● Excerpt to read:
- - - - - - -

[meteorite-list] Cold hunting?

From: Sterling K. Webb <kelly_at_meteoritecentral.com>
Date: Thu Apr 22 10:29:54 2004
Message-ID: <3F611ADE.BB3F6C52_at_bhil.com>

Hi, Rob,

    Actually, I seem to recall that Phil Bland at the Natural History
Museum in London (formerly called The British Museum and always will be
in my head) did a study doing terrestial age-dating all the meteorites
from several given areas, just to get the age distribution and a figure
on how long meteorites survive in a surface location and to get a handle
on the fall rate.
    Somewhere in the Meteorite List archives there's a summary article
on it...
    As I recall, he came up with a terrestial fall rate about 2 to 2-1/2
times the MORP rate, survival times of 40,000 to 50,000 years in deserts
like the Sahara, and very short survival times for chondrites in squishy
Britain. About what you'd expect, in other words.
    Part of his figure of a fall rate only 2-1/2 times the MORP rate in
his study is the assumption that the Sahara has always been as dry as it
is now. The wetter the Sahara actually was, the greater the fall rate
would have to be to produce the existing survivor stones.
    I scrounged around and found a great deal of substantial geological
research done in the Sahara before World War II, when there was much
freer access to the area.
    First, there are extensive surface traces of former waterways and
full riverene drainage systems still visible, enough so that fairly good
maps of the "old" wet Sahara can be drawn.
    Then, there has been considerable research on the "buried" rivers of
the Sahara, where the water still flows, but hundreds of feet under the
surface. These buried rivers connect existing oasises and the pattern of
their interconnection can be determined by a comparison of the dozens of
species of fish that are found only in the buried rivers!
    Now, that must have been interesting research, going fishing in the
Sahara! Amazingly, it turns out that the buried rivers of the Sahara are
(or were) apparently connected to or with similiar buried rivers in the
Middle East and northern East Africa in geologically recent time. (None
of the fish are blind fish as you find in cave ecosystems.)

- - - - - - -

● Spatial annotation entries:
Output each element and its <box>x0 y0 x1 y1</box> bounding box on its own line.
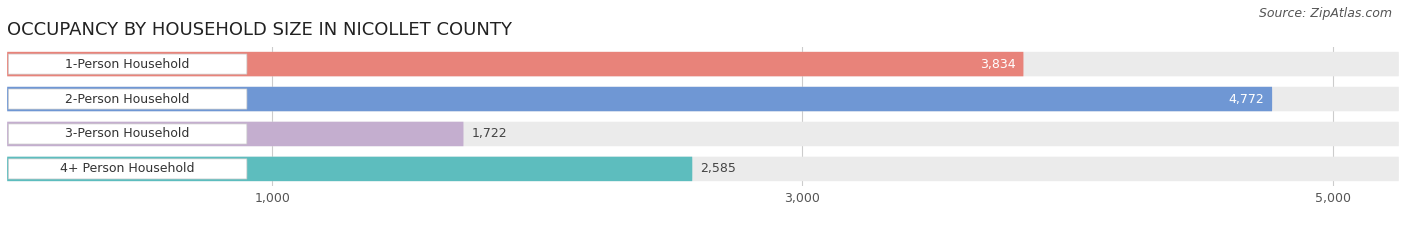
FancyBboxPatch shape <box>7 52 1024 76</box>
Text: 3,834: 3,834 <box>980 58 1015 71</box>
Text: 4,772: 4,772 <box>1229 93 1264 106</box>
FancyBboxPatch shape <box>8 159 247 179</box>
FancyBboxPatch shape <box>7 52 1399 76</box>
Text: 1,722: 1,722 <box>471 127 508 140</box>
FancyBboxPatch shape <box>7 157 692 181</box>
FancyBboxPatch shape <box>7 122 464 146</box>
Text: 2,585: 2,585 <box>700 162 737 175</box>
Text: 1-Person Household: 1-Person Household <box>66 58 190 71</box>
FancyBboxPatch shape <box>8 89 247 109</box>
FancyBboxPatch shape <box>7 87 1272 111</box>
FancyBboxPatch shape <box>8 124 247 144</box>
Text: Source: ZipAtlas.com: Source: ZipAtlas.com <box>1258 7 1392 20</box>
FancyBboxPatch shape <box>8 54 247 74</box>
Text: 2-Person Household: 2-Person Household <box>66 93 190 106</box>
FancyBboxPatch shape <box>7 157 1399 181</box>
Text: 4+ Person Household: 4+ Person Household <box>60 162 195 175</box>
FancyBboxPatch shape <box>7 122 1399 146</box>
Text: OCCUPANCY BY HOUSEHOLD SIZE IN NICOLLET COUNTY: OCCUPANCY BY HOUSEHOLD SIZE IN NICOLLET … <box>7 21 512 39</box>
FancyBboxPatch shape <box>7 87 1399 111</box>
Text: 3-Person Household: 3-Person Household <box>66 127 190 140</box>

- - - - - - -

● Written exercise 1:
Can you print the stretch of the meteorite-list message on Sahara fall rates that starts with the words "As I recall, he" and finishes with "existing survivor stones."?
● Written exercise 2:
Could you carry on the email about meteorite survival and the once-wet Sahara from the point where it stops?

● Expected output 1:
As I recall, he came up with a terrestial fall rate about 2 to 2-1/2
times the MORP rate, survival times of 40,000 to 50,000 years in deserts
like the Sahara, and very short survival times for chondrites in squishy
Britain. About what you'd expect, in other words.
    Part of his figure of a fall rate only 2-1/2 times the MORP rate in
his study is the assumption that the Sahara has always been as dry as it
is now. The wetter the Sahara actually was, the greater the fall rate
would have to be to produce the existing survivor stones.

● Expected output 2:
    Then, there's the neolithic art (12,000 to 16,000 years old) in the
depths of the Sahara, showing hunting scenes with a plentitude of game
animals that are now only found many hundreds of miles south of the
Sahara.
    I was going to send all these references to Dr. Bland but I got lazy
(or stayed lazy) and never did it. Anyway, the point being that more
rocks have to fall on a wet Sahara to produce the existing age
distribution than on an eternally dry Sahara. About twice as many, a
fall rate of 4 to 5 times the MORP rate, because the Sahara wasn't ever
soaking wet. It was sort of like Nebraska, but without the winters.
    I wonder if there isn't some way of factoring out the "finder's
percentage" and deriving not just a minimum fall rate but the actual
fall rate from such an area collection?


Sterling K. Webb
--------------------------------------------------------
"Matson, Robert" wrote:

> Yes -- the MORP study rate is definitely too low. If there's
> a researcher out there that would be interested in terrestrial
> age-dating a representative sampling of my finds, we could
> place a nice lower bound on the annual fall rate.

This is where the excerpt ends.